* [EXERCISE DESCRIPTION]: All records are to be retyped faithfully and completely.

[Dataset rows about figures]
>> begin

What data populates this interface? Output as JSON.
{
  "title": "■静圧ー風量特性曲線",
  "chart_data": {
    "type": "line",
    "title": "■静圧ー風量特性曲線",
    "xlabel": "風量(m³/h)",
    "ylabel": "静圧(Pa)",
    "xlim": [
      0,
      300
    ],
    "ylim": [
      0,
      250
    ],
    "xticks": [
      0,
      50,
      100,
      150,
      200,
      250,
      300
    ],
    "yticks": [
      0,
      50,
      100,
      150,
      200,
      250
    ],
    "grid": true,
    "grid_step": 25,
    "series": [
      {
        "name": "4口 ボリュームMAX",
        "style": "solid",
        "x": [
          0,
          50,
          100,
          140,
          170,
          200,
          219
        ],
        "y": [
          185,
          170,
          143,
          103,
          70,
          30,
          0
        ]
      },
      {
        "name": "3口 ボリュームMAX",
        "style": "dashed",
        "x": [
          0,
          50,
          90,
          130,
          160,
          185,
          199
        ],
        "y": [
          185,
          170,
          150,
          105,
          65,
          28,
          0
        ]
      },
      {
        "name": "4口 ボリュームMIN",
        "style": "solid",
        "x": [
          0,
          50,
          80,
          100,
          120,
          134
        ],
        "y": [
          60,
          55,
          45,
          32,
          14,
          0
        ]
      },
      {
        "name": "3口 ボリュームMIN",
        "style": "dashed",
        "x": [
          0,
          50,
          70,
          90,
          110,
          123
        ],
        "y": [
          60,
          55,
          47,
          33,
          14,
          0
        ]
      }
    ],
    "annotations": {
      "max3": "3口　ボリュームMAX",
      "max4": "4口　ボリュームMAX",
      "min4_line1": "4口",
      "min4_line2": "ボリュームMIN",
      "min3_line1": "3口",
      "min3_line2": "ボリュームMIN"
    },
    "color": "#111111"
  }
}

>> end

* [FINAL RESULT]:
What data populates this interface? Output as JSON.
{
  "title": "■静圧ー風量特性曲線",
  "chart_data": {
    "type": "line",
    "title": "■静圧ー風量特性曲線",
    "xlabel": "風量(m³/h)",
    "ylabel": "静圧(Pa)",
    "xlim": [
      0,
      300
    ],
    "ylim": [
      0,
      250
    ],
    "xticks": [
      0,
      50,
      100,
      150,
      200,
      250,
      300
    ],
    "yticks": [
      0,
      50,
      100,
      150,
      200,
      250
    ],
    "grid": true,
    "grid_step": 25,
    "series": [
      {
        "name": "4口 ボリュームMAX",
        "style": "solid",
        "x": [
          0,
          50,
          100,
          140,
          170,
          200,
          219
        ],
        "y": [
          185,
          170,
          143,
          103,
          70,
          30,
          0
        ]
      },
      {
        "name": "3口 ボリュームMAX",
        "style": "dashed",
        "x": [
          0,
          50,
          90,
          130,
          160,
          185,
          199
        ],
        "y": [
          185,
          170,
          150,
          105,
          65,
          28,
          0
        ]
      },
      {
        "name": "4口 ボリュームMIN",
        "style": "solid",
        "x": [
          0,
          50,
          80,
          100,
          120,
          134
        ],
        "y": [
          60,
          55,
          45,
          32,
          14,
          0
        ]
      },
      {
        "name": "3口 ボリュームMIN",
        "style": "dashed",
        "x": [
          0,
          50,
          70,
          90,
          110,
          123
        ],
        "y": [
          60,
          55,
          47,
          33,
          14,
          0
        ]
      }
    ],
    "annotations": {
      "max3": "3口　ボリュームMAX",
      "max4": "4口　ボリュームMAX",
      "min4_line1": "4口",
      "min4_line2": "ボリュームMIN",
      "min3_line1": "3口",
      "min3_line2": "ボリュームMIN"
    },
    "color": "#111111"
  }
}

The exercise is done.